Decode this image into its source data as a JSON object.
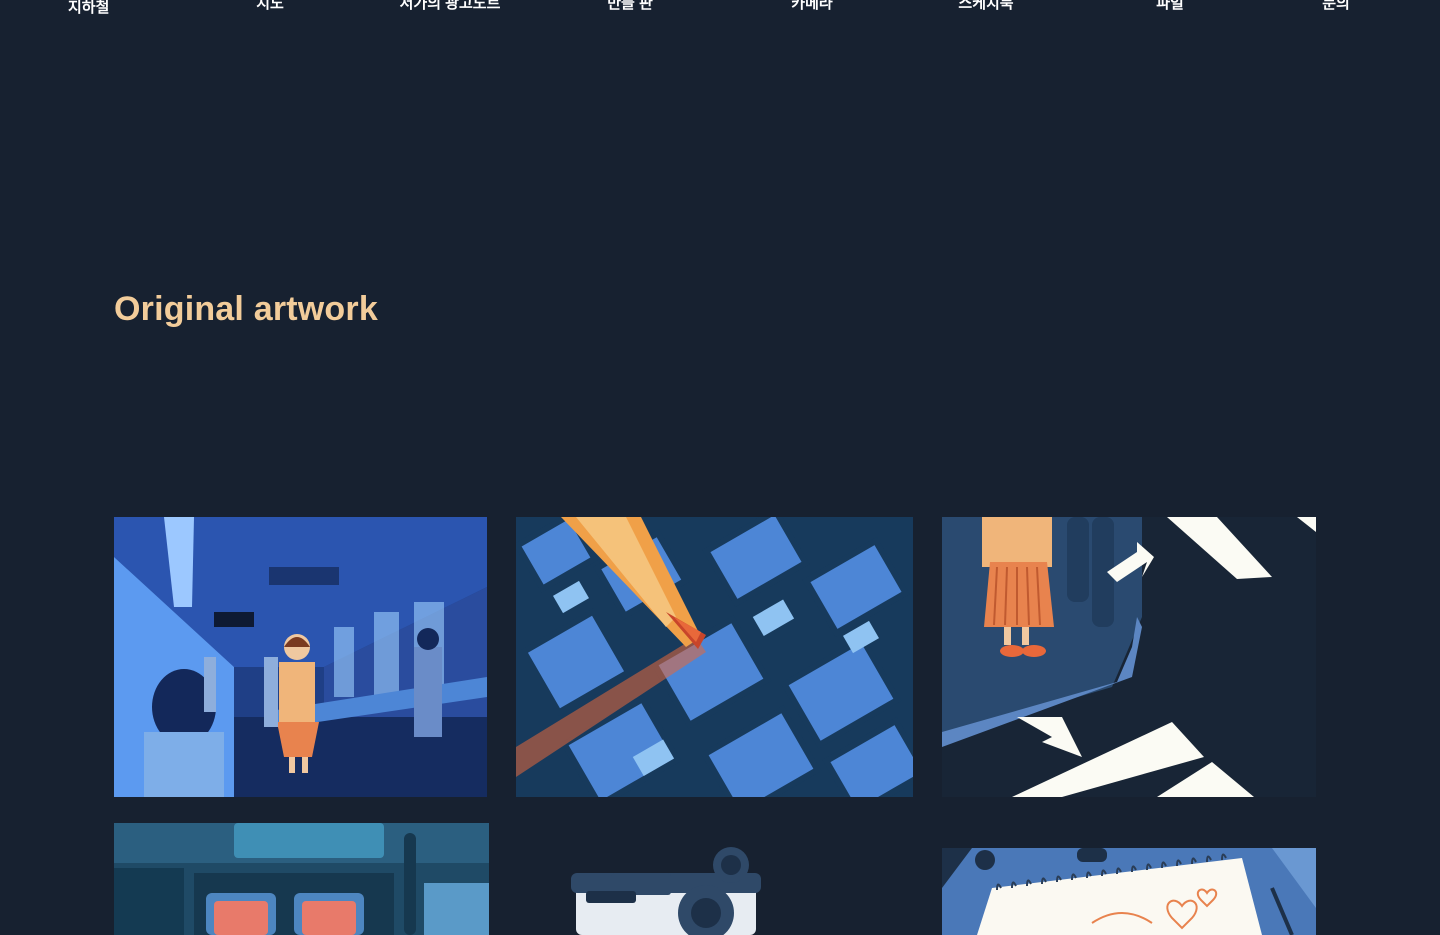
{
  "nav": {
    "logo": "지하철",
    "items": [
      "지도",
      "서가의 광고노트",
      "만들 판",
      "카메라",
      "스케치북",
      "파일",
      "문의"
    ]
  },
  "section": {
    "title": "Original artwork"
  },
  "colors": {
    "background": "#172130",
    "title": "#f2cc9a",
    "accent_blue": "#4d86d6",
    "accent_orange": "#e8683a"
  }
}
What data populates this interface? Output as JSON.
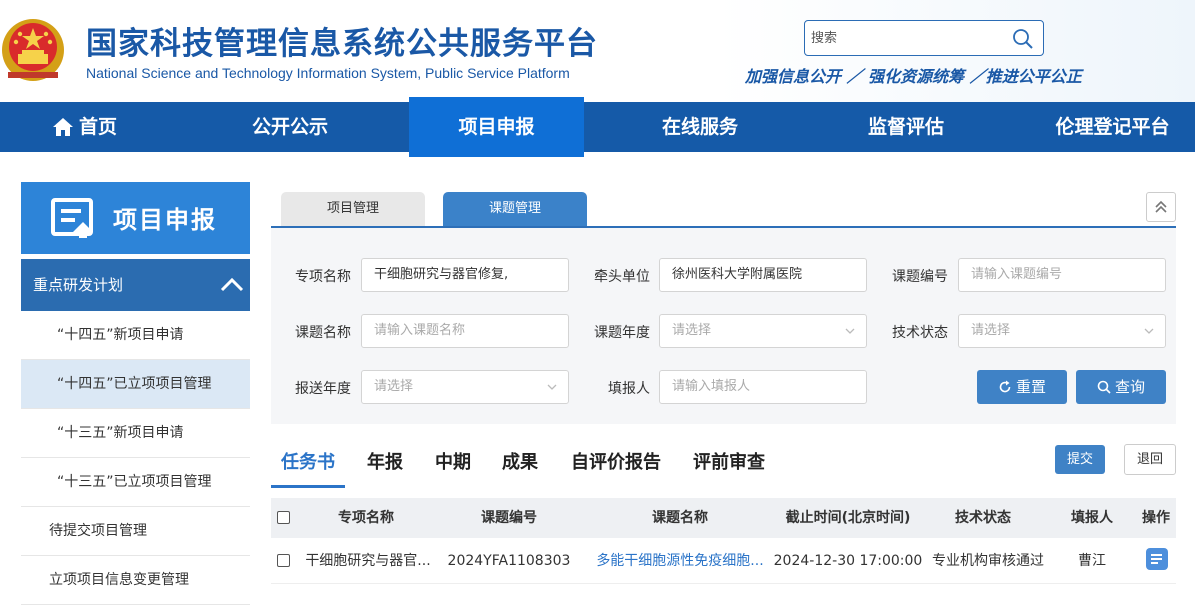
──────────
Set the listing down in full and exactly. Pictures within it should not appear in the copy.

Decode this image into its source data as a JSON object.
{
  "nav": {
    "logo": "지하철",
    "items": [
      "지도",
      "서가의 광고노트",
      "만들 판",
      "카메라",
      "스케치북",
      "파일",
      "문의"
    ]
  },
  "section": {
    "title": "Original artwork"
  },
  "colors": {
    "background": "#172130",
    "title": "#f2cc9a",
    "accent_blue": "#4d86d6",
    "accent_orange": "#e8683a"
  }
}
What data populates this interface? Output as JSON.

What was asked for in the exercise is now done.